> [Written request]:
Copy out all lines that carry the word "сооружений".

Saved entries
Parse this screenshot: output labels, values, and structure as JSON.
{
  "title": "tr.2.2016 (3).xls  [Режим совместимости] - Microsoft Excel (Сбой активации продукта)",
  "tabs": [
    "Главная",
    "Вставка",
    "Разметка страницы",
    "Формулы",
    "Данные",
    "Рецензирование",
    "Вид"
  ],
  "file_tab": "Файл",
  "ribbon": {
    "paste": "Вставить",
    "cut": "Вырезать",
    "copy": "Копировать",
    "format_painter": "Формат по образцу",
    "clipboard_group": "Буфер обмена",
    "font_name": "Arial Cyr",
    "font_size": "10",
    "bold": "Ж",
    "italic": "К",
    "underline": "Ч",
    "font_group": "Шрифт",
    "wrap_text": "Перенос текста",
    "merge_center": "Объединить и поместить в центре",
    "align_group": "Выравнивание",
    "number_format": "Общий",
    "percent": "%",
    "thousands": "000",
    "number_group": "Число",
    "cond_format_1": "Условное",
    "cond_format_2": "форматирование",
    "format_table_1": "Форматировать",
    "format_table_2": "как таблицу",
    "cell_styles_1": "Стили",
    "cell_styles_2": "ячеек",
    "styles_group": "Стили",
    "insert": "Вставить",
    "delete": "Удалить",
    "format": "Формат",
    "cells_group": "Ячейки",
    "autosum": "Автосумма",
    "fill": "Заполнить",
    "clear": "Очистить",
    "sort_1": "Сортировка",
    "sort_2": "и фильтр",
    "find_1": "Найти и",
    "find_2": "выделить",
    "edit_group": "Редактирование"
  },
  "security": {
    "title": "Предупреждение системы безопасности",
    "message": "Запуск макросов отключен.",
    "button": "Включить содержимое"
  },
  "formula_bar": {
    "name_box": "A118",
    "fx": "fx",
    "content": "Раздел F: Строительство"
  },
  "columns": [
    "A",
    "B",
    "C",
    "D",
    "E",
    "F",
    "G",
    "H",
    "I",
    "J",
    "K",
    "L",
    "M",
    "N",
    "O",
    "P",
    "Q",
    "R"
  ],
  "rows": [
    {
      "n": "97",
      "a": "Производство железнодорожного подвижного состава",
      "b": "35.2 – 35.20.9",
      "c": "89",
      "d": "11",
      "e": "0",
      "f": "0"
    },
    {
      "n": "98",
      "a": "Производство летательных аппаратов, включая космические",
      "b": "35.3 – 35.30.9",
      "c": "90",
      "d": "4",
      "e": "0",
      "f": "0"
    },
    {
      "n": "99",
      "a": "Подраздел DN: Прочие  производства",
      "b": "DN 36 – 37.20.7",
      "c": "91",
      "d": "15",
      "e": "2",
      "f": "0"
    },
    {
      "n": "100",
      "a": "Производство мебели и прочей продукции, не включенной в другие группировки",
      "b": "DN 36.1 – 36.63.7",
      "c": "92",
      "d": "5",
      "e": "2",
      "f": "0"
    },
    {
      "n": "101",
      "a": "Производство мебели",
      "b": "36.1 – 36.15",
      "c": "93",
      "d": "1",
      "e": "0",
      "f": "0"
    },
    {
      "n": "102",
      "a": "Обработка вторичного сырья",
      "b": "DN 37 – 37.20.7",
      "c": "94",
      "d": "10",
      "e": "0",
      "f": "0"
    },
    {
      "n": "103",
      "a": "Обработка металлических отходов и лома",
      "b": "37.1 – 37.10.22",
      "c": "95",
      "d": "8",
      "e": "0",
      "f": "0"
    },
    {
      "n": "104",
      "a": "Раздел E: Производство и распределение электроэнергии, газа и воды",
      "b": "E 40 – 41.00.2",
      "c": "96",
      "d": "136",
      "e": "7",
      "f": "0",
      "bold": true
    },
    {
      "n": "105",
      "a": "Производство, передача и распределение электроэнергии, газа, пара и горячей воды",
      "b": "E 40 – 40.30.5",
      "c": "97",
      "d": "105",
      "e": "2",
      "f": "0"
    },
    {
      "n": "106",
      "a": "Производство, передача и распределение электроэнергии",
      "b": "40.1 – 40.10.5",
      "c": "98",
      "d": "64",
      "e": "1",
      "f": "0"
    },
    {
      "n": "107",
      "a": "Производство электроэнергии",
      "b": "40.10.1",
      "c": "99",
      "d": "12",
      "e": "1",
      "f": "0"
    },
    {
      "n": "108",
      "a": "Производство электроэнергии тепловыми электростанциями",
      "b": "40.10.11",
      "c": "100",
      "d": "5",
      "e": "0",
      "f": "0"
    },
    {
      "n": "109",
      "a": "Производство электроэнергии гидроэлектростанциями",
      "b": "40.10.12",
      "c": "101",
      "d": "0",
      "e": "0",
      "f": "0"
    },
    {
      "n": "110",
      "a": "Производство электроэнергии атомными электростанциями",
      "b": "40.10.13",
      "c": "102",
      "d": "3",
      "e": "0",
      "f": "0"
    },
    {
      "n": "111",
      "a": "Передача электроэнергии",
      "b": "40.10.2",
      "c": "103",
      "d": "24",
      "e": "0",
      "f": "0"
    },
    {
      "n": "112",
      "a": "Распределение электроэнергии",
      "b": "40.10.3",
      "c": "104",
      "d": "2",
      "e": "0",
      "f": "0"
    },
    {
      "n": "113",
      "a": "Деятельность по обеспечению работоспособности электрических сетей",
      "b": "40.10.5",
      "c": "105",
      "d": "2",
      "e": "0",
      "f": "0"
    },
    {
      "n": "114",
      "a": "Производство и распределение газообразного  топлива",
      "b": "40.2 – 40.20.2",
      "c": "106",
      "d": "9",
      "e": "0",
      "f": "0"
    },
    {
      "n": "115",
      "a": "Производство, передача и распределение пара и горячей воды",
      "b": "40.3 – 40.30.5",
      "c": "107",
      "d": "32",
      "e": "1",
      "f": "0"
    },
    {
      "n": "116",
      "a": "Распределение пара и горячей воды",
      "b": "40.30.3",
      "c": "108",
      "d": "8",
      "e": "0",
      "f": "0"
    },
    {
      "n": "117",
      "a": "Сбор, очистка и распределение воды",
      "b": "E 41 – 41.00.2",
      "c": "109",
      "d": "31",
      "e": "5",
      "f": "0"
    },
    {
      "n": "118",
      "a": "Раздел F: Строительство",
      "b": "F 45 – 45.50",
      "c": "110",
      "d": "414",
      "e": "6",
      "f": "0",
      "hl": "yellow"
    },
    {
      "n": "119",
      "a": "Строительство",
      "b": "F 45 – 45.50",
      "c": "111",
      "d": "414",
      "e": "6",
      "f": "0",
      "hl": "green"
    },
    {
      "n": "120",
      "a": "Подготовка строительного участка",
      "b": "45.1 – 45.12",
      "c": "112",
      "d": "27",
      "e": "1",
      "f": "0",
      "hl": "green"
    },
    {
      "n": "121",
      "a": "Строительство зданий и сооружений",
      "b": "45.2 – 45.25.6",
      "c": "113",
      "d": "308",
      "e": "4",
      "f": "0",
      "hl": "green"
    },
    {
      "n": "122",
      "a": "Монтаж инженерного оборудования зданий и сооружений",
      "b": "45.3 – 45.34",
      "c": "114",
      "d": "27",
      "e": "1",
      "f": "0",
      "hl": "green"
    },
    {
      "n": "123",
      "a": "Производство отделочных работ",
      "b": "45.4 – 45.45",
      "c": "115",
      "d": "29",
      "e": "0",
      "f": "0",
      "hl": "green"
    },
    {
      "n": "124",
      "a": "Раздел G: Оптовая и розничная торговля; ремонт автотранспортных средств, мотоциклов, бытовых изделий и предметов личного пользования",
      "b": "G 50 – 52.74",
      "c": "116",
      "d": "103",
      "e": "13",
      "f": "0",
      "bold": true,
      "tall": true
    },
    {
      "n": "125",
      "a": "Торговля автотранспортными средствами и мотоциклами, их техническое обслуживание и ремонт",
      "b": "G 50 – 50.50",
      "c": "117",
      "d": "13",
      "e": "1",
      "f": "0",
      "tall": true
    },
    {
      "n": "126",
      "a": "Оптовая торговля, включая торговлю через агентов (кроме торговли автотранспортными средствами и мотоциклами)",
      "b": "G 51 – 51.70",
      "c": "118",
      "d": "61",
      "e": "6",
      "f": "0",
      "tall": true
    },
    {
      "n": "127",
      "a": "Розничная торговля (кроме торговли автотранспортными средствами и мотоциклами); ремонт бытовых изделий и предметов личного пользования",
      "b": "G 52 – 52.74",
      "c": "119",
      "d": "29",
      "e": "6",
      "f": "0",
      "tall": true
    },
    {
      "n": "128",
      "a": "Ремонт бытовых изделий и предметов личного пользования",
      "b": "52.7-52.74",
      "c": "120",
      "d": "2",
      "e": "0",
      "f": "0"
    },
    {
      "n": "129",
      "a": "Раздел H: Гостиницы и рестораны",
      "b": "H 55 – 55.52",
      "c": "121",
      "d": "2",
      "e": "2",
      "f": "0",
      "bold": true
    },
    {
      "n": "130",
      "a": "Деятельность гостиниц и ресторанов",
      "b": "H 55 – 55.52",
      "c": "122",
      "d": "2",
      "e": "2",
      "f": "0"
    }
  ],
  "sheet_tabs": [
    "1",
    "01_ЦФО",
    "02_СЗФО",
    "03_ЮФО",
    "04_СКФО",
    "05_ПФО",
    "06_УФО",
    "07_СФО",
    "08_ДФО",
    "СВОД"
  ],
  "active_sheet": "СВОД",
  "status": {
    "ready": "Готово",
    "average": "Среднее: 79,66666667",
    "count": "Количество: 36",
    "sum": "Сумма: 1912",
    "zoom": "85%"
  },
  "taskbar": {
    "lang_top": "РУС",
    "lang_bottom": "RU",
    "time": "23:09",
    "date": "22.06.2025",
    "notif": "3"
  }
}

> [Problem solution]:
      "a": "Строительство зданий и сооружений",
      "a": "Монтаж инженерного оборудования зданий и сооружений",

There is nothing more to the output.